### INSTRUCTION
Which lines hold the word "Boltzmann"? Copy each of them from the material.

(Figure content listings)
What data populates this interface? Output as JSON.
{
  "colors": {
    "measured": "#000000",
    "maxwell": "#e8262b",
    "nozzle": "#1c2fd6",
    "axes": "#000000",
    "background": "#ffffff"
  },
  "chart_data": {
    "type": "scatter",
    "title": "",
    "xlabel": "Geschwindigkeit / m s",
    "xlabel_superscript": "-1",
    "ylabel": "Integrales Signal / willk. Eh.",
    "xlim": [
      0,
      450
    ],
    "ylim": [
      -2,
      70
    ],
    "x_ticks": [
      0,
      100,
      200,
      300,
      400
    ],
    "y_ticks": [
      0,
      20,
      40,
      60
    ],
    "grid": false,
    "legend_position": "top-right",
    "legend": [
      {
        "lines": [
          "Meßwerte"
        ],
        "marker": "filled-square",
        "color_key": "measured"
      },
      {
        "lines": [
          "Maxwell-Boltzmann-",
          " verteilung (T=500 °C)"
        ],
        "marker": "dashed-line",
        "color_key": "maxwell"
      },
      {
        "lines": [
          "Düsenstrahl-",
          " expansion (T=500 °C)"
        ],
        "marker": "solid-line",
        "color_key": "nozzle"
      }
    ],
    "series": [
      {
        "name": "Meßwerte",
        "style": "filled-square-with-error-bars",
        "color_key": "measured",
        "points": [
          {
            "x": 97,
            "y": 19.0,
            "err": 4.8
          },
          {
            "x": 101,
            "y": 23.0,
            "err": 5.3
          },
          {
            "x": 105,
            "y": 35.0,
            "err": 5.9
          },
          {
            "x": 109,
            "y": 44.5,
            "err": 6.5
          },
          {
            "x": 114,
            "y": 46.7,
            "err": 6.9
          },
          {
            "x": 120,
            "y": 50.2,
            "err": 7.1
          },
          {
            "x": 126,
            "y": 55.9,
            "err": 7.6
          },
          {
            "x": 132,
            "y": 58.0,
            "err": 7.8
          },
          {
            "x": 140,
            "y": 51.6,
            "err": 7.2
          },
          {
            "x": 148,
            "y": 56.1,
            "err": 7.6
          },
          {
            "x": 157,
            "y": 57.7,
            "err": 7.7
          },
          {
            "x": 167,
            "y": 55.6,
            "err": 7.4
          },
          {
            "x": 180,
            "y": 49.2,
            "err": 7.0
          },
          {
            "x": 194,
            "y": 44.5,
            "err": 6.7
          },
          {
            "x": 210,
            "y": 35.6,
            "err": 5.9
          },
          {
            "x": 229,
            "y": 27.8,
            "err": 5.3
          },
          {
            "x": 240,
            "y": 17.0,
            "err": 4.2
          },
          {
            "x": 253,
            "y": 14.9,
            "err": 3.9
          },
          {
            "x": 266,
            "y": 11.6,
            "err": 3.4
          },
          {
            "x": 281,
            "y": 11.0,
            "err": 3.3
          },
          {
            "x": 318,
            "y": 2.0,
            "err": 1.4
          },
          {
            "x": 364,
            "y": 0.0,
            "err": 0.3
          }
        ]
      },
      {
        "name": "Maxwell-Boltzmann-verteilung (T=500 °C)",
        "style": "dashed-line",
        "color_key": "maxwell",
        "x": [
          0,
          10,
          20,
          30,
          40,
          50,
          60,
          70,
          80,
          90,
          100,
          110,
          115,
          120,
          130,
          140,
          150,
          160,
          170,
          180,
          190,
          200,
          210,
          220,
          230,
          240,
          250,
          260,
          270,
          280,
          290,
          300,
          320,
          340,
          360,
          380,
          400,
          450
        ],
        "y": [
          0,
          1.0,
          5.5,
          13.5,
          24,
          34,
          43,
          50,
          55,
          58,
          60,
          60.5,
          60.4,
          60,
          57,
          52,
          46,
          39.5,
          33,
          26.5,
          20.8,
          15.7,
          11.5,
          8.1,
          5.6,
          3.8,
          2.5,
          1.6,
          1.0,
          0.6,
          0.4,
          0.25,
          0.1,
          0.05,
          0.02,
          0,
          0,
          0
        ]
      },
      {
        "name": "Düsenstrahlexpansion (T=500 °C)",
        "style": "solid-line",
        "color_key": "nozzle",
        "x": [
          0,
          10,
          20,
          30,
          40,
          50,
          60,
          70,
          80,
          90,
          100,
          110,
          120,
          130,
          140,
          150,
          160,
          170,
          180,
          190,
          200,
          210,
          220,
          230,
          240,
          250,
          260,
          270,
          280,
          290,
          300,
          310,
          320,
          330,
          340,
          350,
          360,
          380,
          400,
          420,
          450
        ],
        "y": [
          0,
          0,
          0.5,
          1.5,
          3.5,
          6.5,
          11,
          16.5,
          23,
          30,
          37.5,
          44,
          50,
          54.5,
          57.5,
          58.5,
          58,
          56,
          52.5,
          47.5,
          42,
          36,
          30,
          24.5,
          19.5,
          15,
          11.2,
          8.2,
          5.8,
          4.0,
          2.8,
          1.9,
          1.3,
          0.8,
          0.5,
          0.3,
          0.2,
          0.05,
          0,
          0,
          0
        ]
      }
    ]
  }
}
...
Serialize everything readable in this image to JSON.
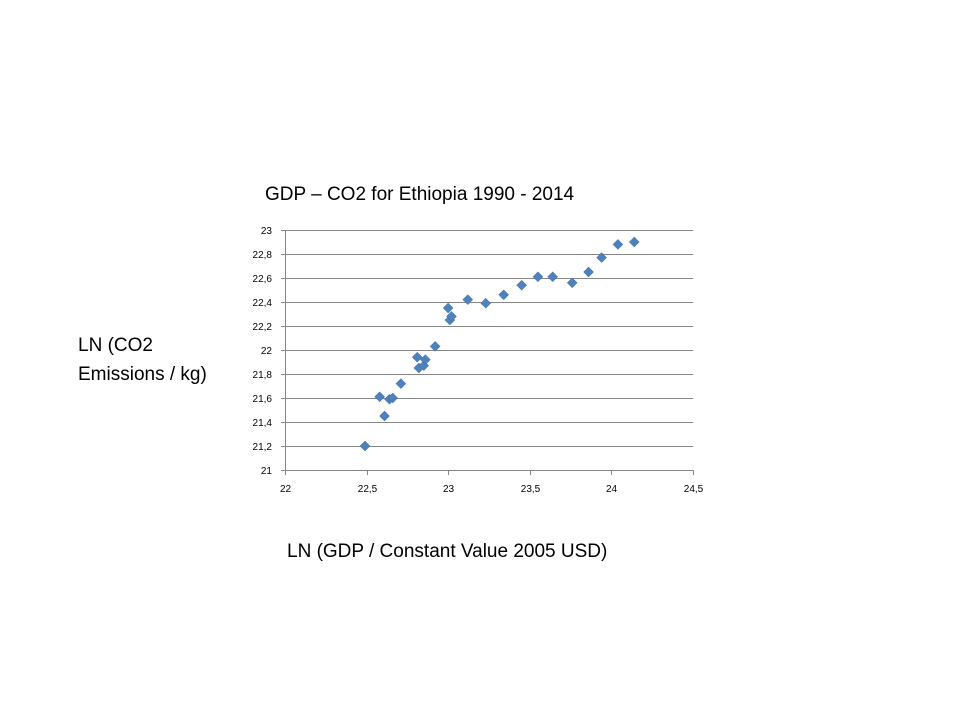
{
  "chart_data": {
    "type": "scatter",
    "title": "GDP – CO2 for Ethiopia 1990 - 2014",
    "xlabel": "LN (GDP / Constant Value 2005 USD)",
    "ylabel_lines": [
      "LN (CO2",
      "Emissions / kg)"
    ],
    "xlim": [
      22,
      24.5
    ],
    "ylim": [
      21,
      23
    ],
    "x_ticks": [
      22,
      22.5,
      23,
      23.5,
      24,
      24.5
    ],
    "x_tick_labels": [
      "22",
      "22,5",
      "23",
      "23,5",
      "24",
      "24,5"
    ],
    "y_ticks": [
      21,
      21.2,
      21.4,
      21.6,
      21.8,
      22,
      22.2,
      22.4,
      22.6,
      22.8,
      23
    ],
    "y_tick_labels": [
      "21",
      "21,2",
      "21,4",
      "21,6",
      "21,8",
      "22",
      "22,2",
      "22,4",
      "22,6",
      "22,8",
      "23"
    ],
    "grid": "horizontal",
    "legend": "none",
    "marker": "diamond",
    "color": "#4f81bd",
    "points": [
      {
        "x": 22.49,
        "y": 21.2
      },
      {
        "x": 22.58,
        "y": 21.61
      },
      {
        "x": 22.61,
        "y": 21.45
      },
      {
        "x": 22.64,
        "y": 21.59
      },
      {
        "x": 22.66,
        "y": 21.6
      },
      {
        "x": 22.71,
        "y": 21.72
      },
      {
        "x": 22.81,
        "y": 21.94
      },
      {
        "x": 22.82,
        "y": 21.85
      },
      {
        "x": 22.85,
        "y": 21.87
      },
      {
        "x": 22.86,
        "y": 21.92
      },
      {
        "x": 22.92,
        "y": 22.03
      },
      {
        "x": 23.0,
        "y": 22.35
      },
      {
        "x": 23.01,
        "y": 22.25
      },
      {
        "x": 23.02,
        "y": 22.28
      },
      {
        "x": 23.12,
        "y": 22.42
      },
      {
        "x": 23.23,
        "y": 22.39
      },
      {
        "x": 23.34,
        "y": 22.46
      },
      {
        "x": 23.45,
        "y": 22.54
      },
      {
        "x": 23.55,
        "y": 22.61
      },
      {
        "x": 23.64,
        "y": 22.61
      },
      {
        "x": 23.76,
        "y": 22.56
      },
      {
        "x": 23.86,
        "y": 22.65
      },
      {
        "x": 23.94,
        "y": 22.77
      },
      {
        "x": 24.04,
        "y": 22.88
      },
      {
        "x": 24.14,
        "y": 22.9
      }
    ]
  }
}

### SOLUTION TO THIS PROBLEM
          "Maxwell-Boltzmann-",
        "name": "Maxwell-Boltzmann-verteilung (T=500 °C)",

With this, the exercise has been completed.